#### Given exercise:
Find each line with "title" and copy it.

——

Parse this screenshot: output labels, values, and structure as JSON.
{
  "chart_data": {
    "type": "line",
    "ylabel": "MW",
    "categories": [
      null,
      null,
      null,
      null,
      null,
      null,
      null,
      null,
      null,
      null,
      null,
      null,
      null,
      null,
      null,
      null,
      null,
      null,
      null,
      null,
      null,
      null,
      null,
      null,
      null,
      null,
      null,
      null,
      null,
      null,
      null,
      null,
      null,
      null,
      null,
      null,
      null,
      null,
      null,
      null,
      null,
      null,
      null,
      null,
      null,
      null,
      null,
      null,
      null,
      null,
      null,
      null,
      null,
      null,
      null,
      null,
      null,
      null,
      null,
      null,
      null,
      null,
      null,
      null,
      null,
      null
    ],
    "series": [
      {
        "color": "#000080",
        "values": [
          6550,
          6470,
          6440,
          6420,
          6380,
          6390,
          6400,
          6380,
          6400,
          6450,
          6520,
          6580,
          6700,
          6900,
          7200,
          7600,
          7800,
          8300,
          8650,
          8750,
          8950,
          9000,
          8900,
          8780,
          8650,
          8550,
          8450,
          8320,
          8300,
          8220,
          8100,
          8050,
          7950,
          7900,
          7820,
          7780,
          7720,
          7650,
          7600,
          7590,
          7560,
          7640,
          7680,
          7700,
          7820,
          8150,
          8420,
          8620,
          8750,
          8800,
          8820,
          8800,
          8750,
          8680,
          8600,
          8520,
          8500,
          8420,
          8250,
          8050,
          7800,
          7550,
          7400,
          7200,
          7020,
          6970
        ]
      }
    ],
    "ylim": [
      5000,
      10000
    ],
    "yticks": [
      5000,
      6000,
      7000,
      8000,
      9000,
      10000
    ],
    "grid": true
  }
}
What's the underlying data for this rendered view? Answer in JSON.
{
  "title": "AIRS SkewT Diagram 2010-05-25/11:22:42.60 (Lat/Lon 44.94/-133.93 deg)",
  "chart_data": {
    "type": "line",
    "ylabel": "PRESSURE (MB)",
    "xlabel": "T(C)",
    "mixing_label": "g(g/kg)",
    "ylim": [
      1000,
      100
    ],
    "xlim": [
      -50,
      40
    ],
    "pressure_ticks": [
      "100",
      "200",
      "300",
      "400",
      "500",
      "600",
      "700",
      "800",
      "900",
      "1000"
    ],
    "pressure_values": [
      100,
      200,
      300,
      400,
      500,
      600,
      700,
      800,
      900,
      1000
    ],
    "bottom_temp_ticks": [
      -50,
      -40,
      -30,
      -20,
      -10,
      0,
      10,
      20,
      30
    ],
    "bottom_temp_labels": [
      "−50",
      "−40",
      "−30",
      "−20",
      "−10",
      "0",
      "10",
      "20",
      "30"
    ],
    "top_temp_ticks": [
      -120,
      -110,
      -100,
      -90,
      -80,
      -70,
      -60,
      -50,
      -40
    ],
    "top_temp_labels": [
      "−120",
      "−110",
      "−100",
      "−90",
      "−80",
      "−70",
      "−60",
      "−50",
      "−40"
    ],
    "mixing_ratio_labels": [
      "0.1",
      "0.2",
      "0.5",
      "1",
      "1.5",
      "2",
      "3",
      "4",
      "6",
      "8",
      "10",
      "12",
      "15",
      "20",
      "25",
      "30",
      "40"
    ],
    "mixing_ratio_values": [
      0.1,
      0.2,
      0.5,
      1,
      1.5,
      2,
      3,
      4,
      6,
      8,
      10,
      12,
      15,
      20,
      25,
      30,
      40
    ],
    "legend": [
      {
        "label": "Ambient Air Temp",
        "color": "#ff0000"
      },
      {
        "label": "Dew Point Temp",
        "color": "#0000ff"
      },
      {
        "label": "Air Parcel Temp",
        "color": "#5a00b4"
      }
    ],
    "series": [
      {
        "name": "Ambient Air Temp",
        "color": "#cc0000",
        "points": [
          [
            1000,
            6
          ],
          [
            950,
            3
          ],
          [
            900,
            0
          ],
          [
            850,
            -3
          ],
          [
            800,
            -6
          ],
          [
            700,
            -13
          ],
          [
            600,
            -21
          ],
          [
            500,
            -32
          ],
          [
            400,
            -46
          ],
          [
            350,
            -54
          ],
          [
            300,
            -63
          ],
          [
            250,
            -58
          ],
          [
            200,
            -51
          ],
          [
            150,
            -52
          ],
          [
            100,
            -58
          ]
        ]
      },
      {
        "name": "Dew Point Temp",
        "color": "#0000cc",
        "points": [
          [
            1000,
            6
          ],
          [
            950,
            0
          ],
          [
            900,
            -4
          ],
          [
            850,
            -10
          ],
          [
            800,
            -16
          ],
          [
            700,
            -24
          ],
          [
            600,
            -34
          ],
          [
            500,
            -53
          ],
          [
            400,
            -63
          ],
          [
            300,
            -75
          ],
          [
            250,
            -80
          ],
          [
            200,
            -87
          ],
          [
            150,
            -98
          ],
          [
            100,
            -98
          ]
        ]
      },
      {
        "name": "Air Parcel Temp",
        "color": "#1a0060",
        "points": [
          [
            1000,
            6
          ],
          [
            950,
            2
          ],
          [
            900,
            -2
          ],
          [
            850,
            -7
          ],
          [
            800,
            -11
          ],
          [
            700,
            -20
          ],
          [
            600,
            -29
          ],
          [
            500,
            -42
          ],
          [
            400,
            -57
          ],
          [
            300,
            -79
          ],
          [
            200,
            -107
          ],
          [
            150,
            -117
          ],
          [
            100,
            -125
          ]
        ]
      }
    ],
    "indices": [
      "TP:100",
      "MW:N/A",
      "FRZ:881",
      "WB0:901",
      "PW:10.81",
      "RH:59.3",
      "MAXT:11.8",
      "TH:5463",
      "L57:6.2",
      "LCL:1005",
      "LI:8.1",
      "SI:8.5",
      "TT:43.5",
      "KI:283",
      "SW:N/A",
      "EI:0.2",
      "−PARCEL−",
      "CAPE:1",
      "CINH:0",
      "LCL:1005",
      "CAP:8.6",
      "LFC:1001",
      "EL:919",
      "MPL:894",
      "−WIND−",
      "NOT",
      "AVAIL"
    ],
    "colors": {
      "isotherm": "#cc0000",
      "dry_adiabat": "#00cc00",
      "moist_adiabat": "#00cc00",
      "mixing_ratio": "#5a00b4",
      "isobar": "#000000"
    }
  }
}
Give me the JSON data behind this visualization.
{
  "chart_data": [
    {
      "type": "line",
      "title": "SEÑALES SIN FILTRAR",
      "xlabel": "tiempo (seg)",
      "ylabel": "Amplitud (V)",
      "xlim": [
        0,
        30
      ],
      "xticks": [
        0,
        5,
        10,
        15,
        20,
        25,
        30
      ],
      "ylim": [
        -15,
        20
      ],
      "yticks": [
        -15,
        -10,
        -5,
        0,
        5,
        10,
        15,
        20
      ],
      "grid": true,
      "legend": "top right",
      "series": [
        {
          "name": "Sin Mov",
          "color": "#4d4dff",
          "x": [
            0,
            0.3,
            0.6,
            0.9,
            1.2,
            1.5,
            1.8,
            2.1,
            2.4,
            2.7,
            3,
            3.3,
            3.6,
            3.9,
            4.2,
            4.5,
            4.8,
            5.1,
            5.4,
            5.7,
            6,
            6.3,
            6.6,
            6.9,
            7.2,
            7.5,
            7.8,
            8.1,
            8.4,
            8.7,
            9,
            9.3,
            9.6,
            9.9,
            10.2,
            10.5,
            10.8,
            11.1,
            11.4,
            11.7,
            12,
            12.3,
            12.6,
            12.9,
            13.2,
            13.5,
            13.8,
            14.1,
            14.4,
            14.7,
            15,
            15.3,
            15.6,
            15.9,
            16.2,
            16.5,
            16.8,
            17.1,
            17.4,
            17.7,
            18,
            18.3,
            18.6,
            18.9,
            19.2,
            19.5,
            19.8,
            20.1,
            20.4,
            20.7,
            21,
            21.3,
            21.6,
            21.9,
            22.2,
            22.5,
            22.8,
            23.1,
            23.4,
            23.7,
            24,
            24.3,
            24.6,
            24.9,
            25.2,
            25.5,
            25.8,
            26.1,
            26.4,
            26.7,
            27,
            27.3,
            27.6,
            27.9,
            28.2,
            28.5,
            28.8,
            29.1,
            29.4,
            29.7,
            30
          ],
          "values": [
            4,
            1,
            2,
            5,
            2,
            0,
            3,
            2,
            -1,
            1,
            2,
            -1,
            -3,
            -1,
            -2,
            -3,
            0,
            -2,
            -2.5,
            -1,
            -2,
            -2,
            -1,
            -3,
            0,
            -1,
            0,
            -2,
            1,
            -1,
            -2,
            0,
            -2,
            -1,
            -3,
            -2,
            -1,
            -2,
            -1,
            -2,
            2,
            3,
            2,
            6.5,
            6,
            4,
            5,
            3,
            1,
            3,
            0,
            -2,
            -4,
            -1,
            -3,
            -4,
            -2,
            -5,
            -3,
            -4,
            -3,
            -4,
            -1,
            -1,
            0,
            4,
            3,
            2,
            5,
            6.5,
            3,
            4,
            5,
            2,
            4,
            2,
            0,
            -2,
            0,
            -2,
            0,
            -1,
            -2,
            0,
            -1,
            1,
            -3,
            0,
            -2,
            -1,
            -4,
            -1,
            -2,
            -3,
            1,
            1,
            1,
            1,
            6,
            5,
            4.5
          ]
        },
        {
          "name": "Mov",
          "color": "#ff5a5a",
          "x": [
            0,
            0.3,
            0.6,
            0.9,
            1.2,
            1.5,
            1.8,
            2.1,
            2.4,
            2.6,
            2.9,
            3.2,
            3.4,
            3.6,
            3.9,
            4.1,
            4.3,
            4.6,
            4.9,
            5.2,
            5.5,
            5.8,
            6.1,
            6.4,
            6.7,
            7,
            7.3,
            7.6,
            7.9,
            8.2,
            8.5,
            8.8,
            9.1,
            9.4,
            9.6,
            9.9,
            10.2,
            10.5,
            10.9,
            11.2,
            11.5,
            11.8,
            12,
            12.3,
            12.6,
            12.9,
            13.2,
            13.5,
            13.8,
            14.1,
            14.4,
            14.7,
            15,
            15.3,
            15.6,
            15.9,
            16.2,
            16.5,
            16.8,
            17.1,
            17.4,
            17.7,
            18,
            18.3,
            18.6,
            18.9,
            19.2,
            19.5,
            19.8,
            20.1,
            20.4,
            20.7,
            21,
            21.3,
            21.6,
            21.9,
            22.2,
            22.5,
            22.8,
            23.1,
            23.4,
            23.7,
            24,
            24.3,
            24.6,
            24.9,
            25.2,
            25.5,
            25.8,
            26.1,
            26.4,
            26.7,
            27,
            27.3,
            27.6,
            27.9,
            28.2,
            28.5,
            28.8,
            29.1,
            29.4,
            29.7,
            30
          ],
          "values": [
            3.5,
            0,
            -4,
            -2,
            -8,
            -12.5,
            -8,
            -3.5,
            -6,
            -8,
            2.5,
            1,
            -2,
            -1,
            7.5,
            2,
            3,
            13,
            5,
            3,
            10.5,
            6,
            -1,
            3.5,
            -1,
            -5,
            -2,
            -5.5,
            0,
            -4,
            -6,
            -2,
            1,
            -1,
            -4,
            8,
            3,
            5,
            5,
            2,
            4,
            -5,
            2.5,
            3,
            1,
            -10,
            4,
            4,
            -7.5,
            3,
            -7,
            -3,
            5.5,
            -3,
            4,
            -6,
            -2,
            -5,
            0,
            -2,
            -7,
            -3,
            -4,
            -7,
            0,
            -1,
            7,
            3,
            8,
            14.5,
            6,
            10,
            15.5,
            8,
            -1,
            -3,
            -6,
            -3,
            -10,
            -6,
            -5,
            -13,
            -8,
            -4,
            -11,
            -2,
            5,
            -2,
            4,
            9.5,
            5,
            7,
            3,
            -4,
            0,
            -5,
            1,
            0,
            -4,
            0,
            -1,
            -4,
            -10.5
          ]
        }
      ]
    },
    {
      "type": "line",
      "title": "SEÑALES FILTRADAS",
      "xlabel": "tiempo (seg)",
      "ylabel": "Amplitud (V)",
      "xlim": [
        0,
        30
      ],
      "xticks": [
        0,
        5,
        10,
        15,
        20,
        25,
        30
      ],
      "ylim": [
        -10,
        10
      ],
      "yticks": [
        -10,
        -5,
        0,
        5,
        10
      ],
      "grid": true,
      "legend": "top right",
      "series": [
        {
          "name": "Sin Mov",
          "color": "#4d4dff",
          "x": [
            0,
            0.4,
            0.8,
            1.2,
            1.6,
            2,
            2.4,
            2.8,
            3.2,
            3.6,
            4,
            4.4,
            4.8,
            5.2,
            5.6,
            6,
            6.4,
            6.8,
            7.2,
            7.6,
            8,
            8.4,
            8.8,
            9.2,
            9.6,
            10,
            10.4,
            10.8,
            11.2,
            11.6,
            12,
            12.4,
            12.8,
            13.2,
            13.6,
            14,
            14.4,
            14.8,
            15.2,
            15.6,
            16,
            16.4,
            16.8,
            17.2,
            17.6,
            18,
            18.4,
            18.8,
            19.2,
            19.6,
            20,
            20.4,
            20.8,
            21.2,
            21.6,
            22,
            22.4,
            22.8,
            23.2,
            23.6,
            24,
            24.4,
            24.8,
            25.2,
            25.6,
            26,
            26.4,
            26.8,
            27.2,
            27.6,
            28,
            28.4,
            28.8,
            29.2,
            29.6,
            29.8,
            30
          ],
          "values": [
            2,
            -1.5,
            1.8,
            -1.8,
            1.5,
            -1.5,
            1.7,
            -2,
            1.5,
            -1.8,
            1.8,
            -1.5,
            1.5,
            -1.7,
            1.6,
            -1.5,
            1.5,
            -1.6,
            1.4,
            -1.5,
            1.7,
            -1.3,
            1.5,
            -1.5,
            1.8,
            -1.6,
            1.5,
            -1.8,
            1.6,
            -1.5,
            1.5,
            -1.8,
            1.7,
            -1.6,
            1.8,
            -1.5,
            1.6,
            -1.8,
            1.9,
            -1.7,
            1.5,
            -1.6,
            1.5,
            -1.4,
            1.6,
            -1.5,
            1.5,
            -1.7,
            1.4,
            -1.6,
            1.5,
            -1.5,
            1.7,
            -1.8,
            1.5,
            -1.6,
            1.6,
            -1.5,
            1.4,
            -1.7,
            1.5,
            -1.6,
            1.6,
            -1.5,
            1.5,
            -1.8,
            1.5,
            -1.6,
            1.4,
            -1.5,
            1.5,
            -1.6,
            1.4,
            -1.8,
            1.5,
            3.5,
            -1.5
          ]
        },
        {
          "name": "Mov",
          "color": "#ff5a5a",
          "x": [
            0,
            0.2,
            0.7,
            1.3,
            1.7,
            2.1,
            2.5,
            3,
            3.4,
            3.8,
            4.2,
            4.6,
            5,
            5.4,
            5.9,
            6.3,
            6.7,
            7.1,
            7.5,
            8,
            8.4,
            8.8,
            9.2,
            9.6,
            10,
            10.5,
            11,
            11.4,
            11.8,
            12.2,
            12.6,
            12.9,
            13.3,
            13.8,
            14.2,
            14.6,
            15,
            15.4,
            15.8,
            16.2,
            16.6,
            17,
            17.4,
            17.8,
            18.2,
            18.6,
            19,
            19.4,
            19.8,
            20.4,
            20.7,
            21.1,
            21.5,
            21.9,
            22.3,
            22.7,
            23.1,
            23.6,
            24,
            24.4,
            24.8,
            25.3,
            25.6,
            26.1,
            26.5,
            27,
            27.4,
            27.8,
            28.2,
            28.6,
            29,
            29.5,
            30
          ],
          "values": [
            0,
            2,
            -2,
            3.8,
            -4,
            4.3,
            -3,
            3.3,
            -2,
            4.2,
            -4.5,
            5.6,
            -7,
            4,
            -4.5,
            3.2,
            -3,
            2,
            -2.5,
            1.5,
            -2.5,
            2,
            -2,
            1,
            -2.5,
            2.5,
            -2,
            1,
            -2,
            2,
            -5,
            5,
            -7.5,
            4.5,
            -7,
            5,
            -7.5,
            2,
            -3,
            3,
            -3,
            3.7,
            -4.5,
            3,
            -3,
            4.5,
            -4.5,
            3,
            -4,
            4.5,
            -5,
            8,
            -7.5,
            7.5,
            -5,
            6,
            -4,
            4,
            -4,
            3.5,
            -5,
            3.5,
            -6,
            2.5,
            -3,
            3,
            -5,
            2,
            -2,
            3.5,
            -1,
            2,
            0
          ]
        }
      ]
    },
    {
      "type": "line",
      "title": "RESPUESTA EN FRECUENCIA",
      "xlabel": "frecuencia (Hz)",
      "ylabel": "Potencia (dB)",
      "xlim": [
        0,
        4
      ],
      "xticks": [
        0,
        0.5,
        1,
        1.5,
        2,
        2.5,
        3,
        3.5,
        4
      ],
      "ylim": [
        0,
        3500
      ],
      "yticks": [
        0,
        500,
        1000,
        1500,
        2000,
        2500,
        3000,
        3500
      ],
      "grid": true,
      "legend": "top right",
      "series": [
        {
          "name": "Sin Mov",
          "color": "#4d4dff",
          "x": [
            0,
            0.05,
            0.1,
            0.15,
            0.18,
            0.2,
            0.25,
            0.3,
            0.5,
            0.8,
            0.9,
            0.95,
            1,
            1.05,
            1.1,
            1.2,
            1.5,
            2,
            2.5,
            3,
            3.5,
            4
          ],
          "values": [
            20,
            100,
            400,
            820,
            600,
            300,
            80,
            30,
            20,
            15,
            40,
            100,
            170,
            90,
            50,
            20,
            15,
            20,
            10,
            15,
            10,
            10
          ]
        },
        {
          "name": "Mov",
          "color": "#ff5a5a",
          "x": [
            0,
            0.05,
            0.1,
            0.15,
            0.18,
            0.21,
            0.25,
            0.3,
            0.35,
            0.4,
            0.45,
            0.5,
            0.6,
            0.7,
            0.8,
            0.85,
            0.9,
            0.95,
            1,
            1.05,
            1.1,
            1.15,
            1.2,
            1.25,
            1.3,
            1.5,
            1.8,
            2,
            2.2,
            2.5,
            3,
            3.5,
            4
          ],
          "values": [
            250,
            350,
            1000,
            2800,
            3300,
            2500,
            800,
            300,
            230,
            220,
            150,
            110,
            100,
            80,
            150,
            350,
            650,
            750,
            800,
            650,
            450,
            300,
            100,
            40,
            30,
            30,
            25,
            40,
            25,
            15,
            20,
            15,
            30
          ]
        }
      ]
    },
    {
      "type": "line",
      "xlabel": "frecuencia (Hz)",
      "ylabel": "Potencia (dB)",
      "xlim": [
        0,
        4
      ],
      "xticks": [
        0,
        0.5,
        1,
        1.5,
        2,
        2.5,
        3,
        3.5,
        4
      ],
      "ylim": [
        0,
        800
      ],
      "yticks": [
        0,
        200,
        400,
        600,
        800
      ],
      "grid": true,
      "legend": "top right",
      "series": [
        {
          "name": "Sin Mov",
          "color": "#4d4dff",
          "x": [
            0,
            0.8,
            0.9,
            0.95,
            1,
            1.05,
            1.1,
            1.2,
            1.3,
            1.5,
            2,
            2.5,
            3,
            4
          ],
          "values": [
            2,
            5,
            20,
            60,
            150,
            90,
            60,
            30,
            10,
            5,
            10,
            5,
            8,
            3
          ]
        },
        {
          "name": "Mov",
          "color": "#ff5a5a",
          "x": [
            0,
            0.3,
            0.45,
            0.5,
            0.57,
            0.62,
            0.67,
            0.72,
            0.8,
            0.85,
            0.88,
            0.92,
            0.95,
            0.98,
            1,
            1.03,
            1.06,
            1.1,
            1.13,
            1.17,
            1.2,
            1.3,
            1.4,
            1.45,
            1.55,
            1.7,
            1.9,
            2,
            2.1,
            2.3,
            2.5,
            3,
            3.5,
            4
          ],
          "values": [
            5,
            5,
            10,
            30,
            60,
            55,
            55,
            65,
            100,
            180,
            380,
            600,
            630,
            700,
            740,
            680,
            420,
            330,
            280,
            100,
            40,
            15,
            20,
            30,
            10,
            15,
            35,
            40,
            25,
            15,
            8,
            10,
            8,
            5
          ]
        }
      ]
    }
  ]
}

——

#### Full response:
  "title": "AIRS SkewT Diagram 2010-05-25/11:22:42.60 (Lat/Lon 44.94/-133.93 deg)",
      "title": "SEÑALES SIN FILTRAR",
      "title": "SEÑALES FILTRADAS",
      "title": "RESPUESTA EN FRECUENCIA",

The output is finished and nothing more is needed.